> _Extract provided_:

It was a standing joke among us of how difficult it was for us, his family, to see Ivan. When you went into Ivan's he was invariably in the kitchen, he liked his grub and was a dab hand with the frying pan.
We will always picture him there with the pan in hand, the TV and at least two radios tuned into the news, the phone ringing and often someone at the door and Ivan unperturbed telling a humorous yarn with that wee quiet chuckle he had. His phone and door quite literally never stopped, always someone with a problem and to Ivan no problem was too small or too large. Always he would deal with those problems with the compassion and commitment he believed the working people deserved.
He had a love of and commitment to the ordinary man that was unlimited.
He always had a great sense of humour and could in the most trying of situations see the funny and ironic side of life.
Like the irony in the day back at the start of the Civil Rights when Walter Elliot stopped Ivan and told him he would never work in Strabane again; Walter wasn't threatening Ivan, he was advising him in a friendly manner. Well as Ivan often told with his wee chuckle, Walter nearly got it right, he was never employed in Strabane again but work, he got plenty of.
'Unpaid social worker'
I don't believe there can be many, if indeed any, who have put in the hours that he put in over this last forty years. For a large part of this time he was an unpaid social worker on behalf of the working people of Strabane.
He once nearly got a paid job; one day during the Troubles he got a letter, he was to start in HMS Sea Eagle on the following Monday. Unfortunately a good story was ruined when not unexpectedly the next morning he got the apology but no, he wasn't getting the 'start' after all.
Like all families we have so many fond and happy and some very sad memories of our loved ones who have passed on. Ivan was so important to our family, he was our father figure, out strength, the one who was always there for us when we needed him, we never needed him more than we need him now to help us deal with our loss. It was an indication of the man he was to become that when our father died very young leaving a young family, Ivan - barely sixteen - tried to take on the responsibility of the father role in the family.
He took this responsibility so seriously he made himself ill. Going to work in England he religiously sent our mother home money every week to help run the home. Writing to us all regularly, he was always encouraging us to do what was right.
From a young age Ivan was interested in Republican politics, but it was on going to England as a young man that he developed what was to become his unfaltering belief for the next fifty years, a love of the working people. And that is what it was, a love not simply politics, because Ivan's Socialism came from his heart.

> _Information supplied_:
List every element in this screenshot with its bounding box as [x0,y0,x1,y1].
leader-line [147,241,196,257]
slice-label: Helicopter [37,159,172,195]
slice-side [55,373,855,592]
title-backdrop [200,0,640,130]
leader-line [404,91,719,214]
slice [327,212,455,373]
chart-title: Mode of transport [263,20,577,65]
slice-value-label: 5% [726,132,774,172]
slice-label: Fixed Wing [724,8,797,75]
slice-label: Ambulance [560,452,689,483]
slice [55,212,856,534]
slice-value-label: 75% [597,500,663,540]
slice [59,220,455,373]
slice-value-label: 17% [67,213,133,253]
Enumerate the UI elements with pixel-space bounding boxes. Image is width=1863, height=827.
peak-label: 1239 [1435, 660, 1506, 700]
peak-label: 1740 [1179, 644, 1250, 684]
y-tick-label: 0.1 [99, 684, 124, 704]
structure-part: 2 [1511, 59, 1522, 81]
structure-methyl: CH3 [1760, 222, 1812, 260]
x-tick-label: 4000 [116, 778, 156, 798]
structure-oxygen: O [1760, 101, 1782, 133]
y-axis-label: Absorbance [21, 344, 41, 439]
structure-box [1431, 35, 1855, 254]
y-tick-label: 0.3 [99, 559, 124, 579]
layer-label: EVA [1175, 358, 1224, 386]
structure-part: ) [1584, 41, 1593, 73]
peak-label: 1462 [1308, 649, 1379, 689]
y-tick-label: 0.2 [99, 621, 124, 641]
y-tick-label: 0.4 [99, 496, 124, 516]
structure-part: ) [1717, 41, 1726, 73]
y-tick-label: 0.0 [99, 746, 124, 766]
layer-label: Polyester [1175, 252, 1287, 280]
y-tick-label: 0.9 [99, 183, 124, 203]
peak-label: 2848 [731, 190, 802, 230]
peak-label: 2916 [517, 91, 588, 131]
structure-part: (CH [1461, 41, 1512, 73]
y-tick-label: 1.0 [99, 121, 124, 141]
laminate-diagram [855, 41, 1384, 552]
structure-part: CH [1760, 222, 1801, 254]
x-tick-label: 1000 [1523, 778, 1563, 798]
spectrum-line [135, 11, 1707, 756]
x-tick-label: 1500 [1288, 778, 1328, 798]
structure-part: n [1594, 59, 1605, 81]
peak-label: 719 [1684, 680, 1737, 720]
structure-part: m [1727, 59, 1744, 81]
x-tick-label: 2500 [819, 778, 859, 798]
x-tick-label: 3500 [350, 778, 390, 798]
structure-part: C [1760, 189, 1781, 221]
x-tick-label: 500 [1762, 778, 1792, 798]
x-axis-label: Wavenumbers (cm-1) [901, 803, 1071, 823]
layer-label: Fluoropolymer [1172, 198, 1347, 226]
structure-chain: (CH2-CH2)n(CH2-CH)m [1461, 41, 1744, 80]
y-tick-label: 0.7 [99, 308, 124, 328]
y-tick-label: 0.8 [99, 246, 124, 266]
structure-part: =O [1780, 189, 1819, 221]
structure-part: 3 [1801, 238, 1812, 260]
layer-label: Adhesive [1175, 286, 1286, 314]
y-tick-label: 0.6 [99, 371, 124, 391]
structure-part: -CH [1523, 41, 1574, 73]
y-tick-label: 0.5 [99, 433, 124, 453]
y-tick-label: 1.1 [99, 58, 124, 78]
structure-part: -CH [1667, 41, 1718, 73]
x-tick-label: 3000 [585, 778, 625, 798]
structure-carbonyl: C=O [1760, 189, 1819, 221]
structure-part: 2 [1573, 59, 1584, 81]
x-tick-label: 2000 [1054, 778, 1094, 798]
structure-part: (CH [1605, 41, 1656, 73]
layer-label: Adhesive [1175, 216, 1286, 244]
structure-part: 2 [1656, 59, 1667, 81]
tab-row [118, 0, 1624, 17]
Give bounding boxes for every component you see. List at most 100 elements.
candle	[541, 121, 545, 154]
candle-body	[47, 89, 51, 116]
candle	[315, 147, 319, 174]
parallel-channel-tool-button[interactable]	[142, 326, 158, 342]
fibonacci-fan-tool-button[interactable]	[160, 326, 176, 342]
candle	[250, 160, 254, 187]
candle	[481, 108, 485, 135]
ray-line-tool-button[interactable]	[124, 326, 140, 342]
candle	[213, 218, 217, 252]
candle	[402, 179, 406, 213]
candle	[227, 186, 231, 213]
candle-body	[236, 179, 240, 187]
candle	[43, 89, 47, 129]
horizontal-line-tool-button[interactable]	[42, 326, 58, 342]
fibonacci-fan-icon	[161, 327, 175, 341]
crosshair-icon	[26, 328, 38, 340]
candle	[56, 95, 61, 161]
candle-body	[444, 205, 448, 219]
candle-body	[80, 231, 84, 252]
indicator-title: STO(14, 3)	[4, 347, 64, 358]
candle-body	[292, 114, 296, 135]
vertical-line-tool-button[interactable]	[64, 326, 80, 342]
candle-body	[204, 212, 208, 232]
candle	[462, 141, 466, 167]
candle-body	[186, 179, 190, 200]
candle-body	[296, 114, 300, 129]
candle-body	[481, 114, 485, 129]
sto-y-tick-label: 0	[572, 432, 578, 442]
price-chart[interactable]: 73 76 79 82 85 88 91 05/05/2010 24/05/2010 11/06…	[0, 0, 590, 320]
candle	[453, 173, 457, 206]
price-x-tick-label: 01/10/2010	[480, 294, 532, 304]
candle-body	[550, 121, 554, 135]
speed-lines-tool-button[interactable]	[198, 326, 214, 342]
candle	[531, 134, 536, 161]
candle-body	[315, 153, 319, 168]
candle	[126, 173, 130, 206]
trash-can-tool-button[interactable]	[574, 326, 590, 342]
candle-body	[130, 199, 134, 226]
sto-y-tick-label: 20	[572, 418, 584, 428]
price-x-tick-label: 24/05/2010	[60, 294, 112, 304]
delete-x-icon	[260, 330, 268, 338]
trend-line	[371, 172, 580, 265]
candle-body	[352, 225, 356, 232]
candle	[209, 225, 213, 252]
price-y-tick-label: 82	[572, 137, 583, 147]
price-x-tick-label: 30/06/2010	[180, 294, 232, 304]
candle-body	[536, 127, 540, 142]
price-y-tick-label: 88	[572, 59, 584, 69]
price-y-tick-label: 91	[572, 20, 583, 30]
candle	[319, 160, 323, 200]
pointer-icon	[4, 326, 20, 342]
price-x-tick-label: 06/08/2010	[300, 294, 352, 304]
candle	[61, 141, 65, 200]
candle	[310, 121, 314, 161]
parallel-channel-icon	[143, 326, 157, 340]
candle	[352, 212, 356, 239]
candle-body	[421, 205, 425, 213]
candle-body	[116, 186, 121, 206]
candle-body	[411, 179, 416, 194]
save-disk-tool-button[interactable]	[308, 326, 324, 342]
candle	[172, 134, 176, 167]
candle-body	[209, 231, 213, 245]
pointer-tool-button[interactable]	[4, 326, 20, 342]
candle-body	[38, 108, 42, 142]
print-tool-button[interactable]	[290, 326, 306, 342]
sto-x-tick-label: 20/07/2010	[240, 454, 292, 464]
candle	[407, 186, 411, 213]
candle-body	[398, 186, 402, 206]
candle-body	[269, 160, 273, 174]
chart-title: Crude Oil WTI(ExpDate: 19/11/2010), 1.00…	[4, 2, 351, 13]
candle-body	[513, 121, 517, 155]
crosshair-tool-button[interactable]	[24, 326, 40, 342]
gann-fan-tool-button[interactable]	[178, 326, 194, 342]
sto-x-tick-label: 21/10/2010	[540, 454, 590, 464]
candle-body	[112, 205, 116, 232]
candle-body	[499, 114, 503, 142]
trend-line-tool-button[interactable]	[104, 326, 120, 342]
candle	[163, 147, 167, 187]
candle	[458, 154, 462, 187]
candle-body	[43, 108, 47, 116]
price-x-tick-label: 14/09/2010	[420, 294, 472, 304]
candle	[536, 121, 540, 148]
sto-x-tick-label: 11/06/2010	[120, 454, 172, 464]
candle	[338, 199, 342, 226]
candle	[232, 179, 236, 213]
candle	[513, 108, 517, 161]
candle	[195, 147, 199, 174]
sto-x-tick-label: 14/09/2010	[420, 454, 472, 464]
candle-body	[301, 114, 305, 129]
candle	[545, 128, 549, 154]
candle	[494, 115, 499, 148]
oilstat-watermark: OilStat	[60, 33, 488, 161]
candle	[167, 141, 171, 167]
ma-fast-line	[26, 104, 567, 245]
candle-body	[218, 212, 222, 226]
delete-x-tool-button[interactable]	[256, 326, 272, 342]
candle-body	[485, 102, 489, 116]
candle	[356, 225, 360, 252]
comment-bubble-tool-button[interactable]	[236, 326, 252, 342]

> _Work to be completed_:
Extend the remembrance of Ivan, which comes before the data, starting right after its last sentence.

> _Result_:
Active from the very start of the Civil Rights' struggle he worked tirelessly for Civil Rights serving for a time as chairman of the Civil Rights' Association. Throughout the 1970s he held fast to his principles, suffering internment on 'the ship' and the social pressure when it wasn't popular to be 'a sticky'.
We remember fondly our pride when he won his first seat on the council, a just reward for his years of work on behalf of working people.
The years of struggle on the council to get others to accept the right of everyone to be treated equally, eventually winning the respect of those who would have been opposed to him. They came to recognise what we had always known that Ivan had never had a sectarian bone in his body.
'Steely determination'
An unusual man in that he combined a great gentleness and compassion with a steely determination to hold fast to his principles. He had had so much bad luck in his life yet rather than make him bitter his compassion seemed to grow.
The death of his beloved and so loyal mother, the murder of our beautifully innocent sister, Denise, his accident on the picket line, suffering severe burns, the tragic death of Judy's and his lovely little daughter Karen.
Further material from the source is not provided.